◆ WHAT IS EXPECTED ◆
Pull every line containing "先缓后急" from the entries.

◆ SUPPLIED ENTRIES ◆
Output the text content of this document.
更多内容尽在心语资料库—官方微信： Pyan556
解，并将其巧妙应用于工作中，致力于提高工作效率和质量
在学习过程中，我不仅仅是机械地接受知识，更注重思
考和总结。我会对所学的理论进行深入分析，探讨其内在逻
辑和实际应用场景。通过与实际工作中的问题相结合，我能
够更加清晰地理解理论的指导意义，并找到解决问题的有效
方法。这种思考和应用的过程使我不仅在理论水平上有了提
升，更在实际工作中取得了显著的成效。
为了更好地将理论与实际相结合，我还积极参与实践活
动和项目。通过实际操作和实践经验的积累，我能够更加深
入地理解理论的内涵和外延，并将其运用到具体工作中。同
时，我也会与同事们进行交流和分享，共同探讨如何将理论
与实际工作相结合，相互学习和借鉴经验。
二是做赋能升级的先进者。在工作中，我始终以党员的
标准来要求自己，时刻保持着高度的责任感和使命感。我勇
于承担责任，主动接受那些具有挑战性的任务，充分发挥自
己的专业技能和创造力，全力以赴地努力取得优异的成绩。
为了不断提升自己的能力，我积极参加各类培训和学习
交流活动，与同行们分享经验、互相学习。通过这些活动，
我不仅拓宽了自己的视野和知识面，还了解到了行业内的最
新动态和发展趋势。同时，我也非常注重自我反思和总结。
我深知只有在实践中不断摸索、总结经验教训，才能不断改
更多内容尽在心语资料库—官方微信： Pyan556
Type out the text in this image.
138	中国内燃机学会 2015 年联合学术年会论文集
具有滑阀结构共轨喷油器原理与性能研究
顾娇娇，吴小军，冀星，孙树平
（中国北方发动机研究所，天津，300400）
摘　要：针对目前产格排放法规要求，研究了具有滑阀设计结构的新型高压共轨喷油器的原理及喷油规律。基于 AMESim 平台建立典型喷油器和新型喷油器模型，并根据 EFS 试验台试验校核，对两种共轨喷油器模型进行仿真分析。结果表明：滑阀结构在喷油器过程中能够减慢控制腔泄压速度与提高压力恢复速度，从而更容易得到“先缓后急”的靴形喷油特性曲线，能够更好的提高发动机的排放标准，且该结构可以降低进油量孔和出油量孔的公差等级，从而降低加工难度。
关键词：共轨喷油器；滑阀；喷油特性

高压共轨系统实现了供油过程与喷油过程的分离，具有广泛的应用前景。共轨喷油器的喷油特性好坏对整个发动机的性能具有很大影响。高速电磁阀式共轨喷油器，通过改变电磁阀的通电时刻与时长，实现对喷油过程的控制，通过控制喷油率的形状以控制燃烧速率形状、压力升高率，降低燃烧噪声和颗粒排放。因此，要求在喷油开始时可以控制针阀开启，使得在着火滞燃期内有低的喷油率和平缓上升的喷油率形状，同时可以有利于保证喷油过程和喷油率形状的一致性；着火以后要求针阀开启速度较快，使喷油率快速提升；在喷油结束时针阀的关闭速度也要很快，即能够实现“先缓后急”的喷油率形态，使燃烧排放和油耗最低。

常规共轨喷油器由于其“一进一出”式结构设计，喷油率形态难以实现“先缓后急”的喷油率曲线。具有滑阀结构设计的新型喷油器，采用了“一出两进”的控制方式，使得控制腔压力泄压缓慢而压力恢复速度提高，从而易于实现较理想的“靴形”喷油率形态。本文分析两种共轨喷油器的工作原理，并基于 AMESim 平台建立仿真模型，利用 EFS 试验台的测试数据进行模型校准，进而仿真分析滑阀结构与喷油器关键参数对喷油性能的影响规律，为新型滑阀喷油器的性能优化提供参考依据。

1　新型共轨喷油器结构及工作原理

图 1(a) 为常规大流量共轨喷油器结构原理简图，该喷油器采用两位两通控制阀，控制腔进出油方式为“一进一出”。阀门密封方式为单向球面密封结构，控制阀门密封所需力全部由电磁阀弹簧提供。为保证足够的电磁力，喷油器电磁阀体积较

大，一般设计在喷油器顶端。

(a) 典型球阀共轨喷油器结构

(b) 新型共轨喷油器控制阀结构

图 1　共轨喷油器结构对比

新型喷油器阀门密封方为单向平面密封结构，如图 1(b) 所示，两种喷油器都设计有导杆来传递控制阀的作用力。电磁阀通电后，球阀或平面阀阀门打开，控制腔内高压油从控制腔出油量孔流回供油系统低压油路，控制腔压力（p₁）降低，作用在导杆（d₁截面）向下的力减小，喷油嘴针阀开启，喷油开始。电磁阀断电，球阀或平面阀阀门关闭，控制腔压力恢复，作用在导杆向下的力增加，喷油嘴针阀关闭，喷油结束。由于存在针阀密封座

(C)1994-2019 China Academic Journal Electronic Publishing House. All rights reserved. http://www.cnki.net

◆ ANSWER TO THIS PROBLEM ◆
摘　要：针对目前产格排放法规要求，研究了具有滑阀设计结构的新型高压共轨喷油器的原理及喷油规律。基于 AMESim 平台建立典型喷油器和新型喷油器模型，并根据 EFS 试验台试验校核，对两种共轨喷油器模型进行仿真分析。结果表明：滑阀结构在喷油器过程中能够减慢控制腔泄压速度与提高压力恢复速度，从而更容易得到“先缓后急”的靴形喷油特性曲线，能够更好的提高发动机的排放标准，且该结构可以降低进油量孔和出油量孔的公差等级，从而降低加工难度。
高压共轨系统实现了供油过程与喷油过程的分离，具有广泛的应用前景。共轨喷油器的喷油特性好坏对整个发动机的性能具有很大影响。高速电磁阀式共轨喷油器，通过改变电磁阀的通电时刻与时长，实现对喷油过程的控制，通过控制喷油率的形状以控制燃烧速率形状、压力升高率，降低燃烧噪声和颗粒排放。因此，要求在喷油开始时可以控制针阀开启，使得在着火滞燃期内有低的喷油率和平缓上升的喷油率形状，同时可以有利于保证喷油过程和喷油率形状的一致性；着火以后要求针阀开启速度较快，使喷油率快速提升；在喷油结束时针阀的关闭速度也要很快，即能够实现“先缓后急”的喷油率形态，使燃烧排放和油耗最低。
常规共轨喷油器由于其“一进一出”式结构设计，喷油率形态难以实现“先缓后急”的喷油率曲线。具有滑阀结构设计的新型喷油器，采用了“一出两进”的控制方式，使得控制腔压力泄压缓慢而压力恢复速度提高，从而易于实现较理想的“靴形”喷油率形态。本文分析两种共轨喷油器的工作原理，并基于 AMESim 平台建立仿真模型，利用 EFS 试验台的测试数据进行模型校准，进而仿真分析滑阀结构与喷油器关键参数对喷油性能的影响规律，为新型滑阀喷油器的性能优化提供参考依据。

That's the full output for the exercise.